Verbatim output of all the material below is required.

BEGIN Extracted entries

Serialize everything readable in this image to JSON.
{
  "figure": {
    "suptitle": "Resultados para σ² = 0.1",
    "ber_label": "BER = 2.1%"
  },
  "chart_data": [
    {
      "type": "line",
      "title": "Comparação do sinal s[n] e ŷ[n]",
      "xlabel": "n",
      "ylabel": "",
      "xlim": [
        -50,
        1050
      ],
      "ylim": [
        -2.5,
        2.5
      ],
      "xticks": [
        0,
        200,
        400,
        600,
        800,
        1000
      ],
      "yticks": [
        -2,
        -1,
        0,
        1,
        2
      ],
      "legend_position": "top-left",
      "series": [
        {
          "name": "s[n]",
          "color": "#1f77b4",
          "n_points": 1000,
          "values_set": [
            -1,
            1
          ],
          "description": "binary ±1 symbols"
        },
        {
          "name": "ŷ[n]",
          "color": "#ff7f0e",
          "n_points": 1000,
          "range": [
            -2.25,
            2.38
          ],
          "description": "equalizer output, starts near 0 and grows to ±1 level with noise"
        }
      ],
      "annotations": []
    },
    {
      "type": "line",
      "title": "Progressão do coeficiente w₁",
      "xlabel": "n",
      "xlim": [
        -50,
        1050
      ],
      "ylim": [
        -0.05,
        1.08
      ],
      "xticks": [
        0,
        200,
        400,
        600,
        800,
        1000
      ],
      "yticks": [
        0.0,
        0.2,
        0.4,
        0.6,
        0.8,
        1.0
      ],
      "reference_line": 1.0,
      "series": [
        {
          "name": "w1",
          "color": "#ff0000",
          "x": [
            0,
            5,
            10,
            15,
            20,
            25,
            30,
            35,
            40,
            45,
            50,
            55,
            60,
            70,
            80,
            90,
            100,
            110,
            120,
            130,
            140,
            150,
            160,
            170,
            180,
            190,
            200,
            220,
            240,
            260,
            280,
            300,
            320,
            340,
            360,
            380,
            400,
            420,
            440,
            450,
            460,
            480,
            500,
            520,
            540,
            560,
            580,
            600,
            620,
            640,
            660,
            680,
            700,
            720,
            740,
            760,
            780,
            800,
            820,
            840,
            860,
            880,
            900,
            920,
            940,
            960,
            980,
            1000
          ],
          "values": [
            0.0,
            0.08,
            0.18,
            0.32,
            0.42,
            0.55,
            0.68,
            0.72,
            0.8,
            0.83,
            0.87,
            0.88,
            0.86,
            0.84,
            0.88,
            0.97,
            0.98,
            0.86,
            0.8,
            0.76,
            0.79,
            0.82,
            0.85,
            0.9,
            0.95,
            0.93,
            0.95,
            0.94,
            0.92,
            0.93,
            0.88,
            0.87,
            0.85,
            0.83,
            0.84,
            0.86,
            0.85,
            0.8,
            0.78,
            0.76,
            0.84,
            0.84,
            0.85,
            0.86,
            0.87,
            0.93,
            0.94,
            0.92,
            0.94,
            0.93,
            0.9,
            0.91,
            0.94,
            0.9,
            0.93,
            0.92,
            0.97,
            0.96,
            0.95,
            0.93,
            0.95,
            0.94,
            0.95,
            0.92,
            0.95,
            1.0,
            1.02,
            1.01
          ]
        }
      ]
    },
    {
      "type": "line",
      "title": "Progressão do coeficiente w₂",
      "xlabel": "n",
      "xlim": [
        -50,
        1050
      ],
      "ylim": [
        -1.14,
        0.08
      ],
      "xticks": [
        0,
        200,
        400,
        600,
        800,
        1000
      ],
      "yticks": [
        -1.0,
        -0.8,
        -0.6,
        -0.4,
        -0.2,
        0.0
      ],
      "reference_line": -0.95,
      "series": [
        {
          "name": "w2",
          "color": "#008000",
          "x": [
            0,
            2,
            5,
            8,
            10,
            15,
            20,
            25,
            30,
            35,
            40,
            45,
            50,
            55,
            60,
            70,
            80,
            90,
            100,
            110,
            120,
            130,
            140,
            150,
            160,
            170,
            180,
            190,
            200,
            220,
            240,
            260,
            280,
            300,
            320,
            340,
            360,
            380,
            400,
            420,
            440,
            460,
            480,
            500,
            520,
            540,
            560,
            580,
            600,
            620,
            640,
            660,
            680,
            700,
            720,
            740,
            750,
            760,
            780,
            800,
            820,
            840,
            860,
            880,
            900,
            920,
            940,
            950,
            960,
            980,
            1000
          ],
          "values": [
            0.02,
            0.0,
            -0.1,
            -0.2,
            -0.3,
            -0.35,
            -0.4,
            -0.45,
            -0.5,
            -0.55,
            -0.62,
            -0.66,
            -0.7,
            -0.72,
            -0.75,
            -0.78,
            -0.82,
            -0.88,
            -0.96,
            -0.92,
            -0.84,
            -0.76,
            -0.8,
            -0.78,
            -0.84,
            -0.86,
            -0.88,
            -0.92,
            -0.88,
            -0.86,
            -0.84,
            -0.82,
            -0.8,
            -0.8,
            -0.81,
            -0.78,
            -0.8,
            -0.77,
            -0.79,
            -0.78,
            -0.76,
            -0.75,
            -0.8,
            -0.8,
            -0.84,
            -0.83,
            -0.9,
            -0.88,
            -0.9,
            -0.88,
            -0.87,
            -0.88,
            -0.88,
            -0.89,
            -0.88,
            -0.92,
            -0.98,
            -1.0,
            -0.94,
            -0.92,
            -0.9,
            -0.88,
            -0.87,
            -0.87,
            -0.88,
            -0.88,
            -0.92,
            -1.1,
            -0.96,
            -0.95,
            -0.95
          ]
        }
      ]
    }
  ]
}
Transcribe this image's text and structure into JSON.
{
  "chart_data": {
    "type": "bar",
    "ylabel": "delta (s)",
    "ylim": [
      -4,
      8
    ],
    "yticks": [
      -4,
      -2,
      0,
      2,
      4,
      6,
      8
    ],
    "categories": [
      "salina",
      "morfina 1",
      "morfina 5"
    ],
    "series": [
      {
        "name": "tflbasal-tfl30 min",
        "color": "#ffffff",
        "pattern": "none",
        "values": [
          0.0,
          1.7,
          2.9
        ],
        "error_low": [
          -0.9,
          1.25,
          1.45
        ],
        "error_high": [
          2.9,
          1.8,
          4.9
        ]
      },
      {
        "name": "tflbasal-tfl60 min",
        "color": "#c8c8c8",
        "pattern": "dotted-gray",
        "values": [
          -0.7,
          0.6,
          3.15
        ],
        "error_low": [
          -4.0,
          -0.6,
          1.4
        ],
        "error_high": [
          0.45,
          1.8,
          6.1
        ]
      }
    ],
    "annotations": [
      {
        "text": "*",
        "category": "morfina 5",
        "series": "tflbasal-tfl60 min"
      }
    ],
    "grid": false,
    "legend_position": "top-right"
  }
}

END Extracted entries

■ Solution ■
Serialize everything readable in this image to JSON.
{
  "figure": {
    "suptitle": "Resultados para σ² = 0.1",
    "ber_label": "BER = 2.1%"
  },
  "chart_data": [
    {
      "type": "line",
      "title": "Comparação do sinal s[n] e ŷ[n]",
      "xlabel": "n",
      "ylabel": "",
      "xlim": [
        -50,
        1050
      ],
      "ylim": [
        -2.5,
        2.5
      ],
      "xticks": [
        0,
        200,
        400,
        600,
        800,
        1000
      ],
      "yticks": [
        -2,
        -1,
        0,
        1,
        2
      ],
      "legend_position": "top-left",
      "series": [
        {
          "name": "s[n]",
          "color": "#1f77b4",
          "n_points": 1000,
          "values_set": [
            -1,
            1
          ],
          "description": "binary ±1 symbols"
        },
        {
          "name": "ŷ[n]",
          "color": "#ff7f0e",
          "n_points": 1000,
          "range": [
            -2.25,
            2.38
          ],
          "description": "equalizer output, starts near 0 and grows to ±1 level with noise"
        }
      ],
      "annotations": []
    },
    {
      "type": "line",
      "title": "Progressão do coeficiente w₁",
      "xlabel": "n",
      "xlim": [
        -50,
        1050
      ],
      "ylim": [
        -0.05,
        1.08
      ],
      "xticks": [
        0,
        200,
        400,
        600,
        800,
        1000
      ],
      "yticks": [
        0.0,
        0.2,
        0.4,
        0.6,
        0.8,
        1.0
      ],
      "reference_line": 1.0,
      "series": [
        {
          "name": "w1",
          "color": "#ff0000",
          "x": [
            0,
            5,
            10,
            15,
            20,
            25,
            30,
            35,
            40,
            45,
            50,
            55,
            60,
            70,
            80,
            90,
            100,
            110,
            120,
            130,
            140,
            150,
            160,
            170,
            180,
            190,
            200,
            220,
            240,
            260,
            280,
            300,
            320,
            340,
            360,
            380,
            400,
            420,
            440,
            450,
            460,
            480,
            500,
            520,
            540,
            560,
            580,
            600,
            620,
            640,
            660,
            680,
            700,
            720,
            740,
            760,
            780,
            800,
            820,
            840,
            860,
            880,
            900,
            920,
            940,
            960,
            980,
            1000
          ],
          "values": [
            0.0,
            0.08,
            0.18,
            0.32,
            0.42,
            0.55,
            0.68,
            0.72,
            0.8,
            0.83,
            0.87,
            0.88,
            0.86,
            0.84,
            0.88,
            0.97,
            0.98,
            0.86,
            0.8,
            0.76,
            0.79,
            0.82,
            0.85,
            0.9,
            0.95,
            0.93,
            0.95,
            0.94,
            0.92,
            0.93,
            0.88,
            0.87,
            0.85,
            0.83,
            0.84,
            0.86,
            0.85,
            0.8,
            0.78,
            0.76,
            0.84,
            0.84,
            0.85,
            0.86,
            0.87,
            0.93,
            0.94,
            0.92,
            0.94,
            0.93,
            0.9,
            0.91,
            0.94,
            0.9,
            0.93,
            0.92,
            0.97,
            0.96,
            0.95,
            0.93,
            0.95,
            0.94,
            0.95,
            0.92,
            0.95,
            1.0,
            1.02,
            1.01
          ]
        }
      ]
    },
    {
      "type": "line",
      "title": "Progressão do coeficiente w₂",
      "xlabel": "n",
      "xlim": [
        -50,
        1050
      ],
      "ylim": [
        -1.14,
        0.08
      ],
      "xticks": [
        0,
        200,
        400,
        600,
        800,
        1000
      ],
      "yticks": [
        -1.0,
        -0.8,
        -0.6,
        -0.4,
        -0.2,
        0.0
      ],
      "reference_line": -0.95,
      "series": [
        {
          "name": "w2",
          "color": "#008000",
          "x": [
            0,
            2,
            5,
            8,
            10,
            15,
            20,
            25,
            30,
            35,
            40,
            45,
            50,
            55,
            60,
            70,
            80,
            90,
            100,
            110,
            120,
            130,
            140,
            150,
            160,
            170,
            180,
            190,
            200,
            220,
            240,
            260,
            280,
            300,
            320,
            340,
            360,
            380,
            400,
            420,
            440,
            460,
            480,
            500,
            520,
            540,
            560,
            580,
            600,
            620,
            640,
            660,
            680,
            700,
            720,
            740,
            750,
            760,
            780,
            800,
            820,
            840,
            860,
            880,
            900,
            920,
            940,
            950,
            960,
            980,
            1000
          ],
          "values": [
            0.02,
            0.0,
            -0.1,
            -0.2,
            -0.3,
            -0.35,
            -0.4,
            -0.45,
            -0.5,
            -0.55,
            -0.62,
            -0.66,
            -0.7,
            -0.72,
            -0.75,
            -0.78,
            -0.82,
            -0.88,
            -0.96,
            -0.92,
            -0.84,
            -0.76,
            -0.8,
            -0.78,
            -0.84,
            -0.86,
            -0.88,
            -0.92,
            -0.88,
            -0.86,
            -0.84,
            -0.82,
            -0.8,
            -0.8,
            -0.81,
            -0.78,
            -0.8,
            -0.77,
            -0.79,
            -0.78,
            -0.76,
            -0.75,
            -0.8,
            -0.8,
            -0.84,
            -0.83,
            -0.9,
            -0.88,
            -0.9,
            -0.88,
            -0.87,
            -0.88,
            -0.88,
            -0.89,
            -0.88,
            -0.92,
            -0.98,
            -1.0,
            -0.94,
            -0.92,
            -0.9,
            -0.88,
            -0.87,
            -0.87,
            -0.88,
            -0.88,
            -0.92,
            -1.1,
            -0.96,
            -0.95,
            -0.95
          ]
        }
      ]
    }
  ]
}
Transcribe this image's text and structure into JSON.
{
  "chart_data": {
    "type": "bar",
    "ylabel": "delta (s)",
    "ylim": [
      -4,
      8
    ],
    "yticks": [
      -4,
      -2,
      0,
      2,
      4,
      6,
      8
    ],
    "categories": [
      "salina",
      "morfina 1",
      "morfina 5"
    ],
    "series": [
      {
        "name": "tflbasal-tfl30 min",
        "color": "#ffffff",
        "pattern": "none",
        "values": [
          0.0,
          1.7,
          2.9
        ],
        "error_low": [
          -0.9,
          1.25,
          1.45
        ],
        "error_high": [
          2.9,
          1.8,
          4.9
        ]
      },
      {
        "name": "tflbasal-tfl60 min",
        "color": "#c8c8c8",
        "pattern": "dotted-gray",
        "values": [
          -0.7,
          0.6,
          3.15
        ],
        "error_low": [
          -4.0,
          -0.6,
          1.4
        ],
        "error_high": [
          0.45,
          1.8,
          6.1
        ]
      }
    ],
    "annotations": [
      {
        "text": "*",
        "category": "morfina 5",
        "series": "tflbasal-tfl60 min"
      }
    ],
    "grid": false,
    "legend_position": "top-right"
  }
}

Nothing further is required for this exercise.